→ **WORK INSTRUCTIONS**
Below are the records. List every line holding the word "chuí".

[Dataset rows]
::::::::::

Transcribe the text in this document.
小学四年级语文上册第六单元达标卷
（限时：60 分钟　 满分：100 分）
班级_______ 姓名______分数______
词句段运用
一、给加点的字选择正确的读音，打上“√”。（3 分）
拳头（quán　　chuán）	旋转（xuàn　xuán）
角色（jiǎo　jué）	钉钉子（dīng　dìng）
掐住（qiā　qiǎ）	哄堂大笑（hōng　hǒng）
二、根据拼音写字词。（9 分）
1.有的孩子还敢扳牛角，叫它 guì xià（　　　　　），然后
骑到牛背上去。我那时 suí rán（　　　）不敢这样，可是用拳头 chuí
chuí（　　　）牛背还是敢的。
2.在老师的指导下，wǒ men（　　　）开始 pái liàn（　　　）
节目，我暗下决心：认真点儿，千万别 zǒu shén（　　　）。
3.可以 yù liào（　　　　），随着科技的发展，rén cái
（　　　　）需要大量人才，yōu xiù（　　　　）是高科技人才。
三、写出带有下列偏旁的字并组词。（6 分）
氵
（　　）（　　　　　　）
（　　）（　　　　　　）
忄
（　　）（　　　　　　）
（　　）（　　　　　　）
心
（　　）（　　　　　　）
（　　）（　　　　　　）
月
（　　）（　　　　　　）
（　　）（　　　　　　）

::::::::::

→ **ANSWER TO THE TASK**
骑到牛背上去。我那时 suí rán（　　　）不敢这样，可是用拳头 chuí
chuí（　　　）牛背还是敢的。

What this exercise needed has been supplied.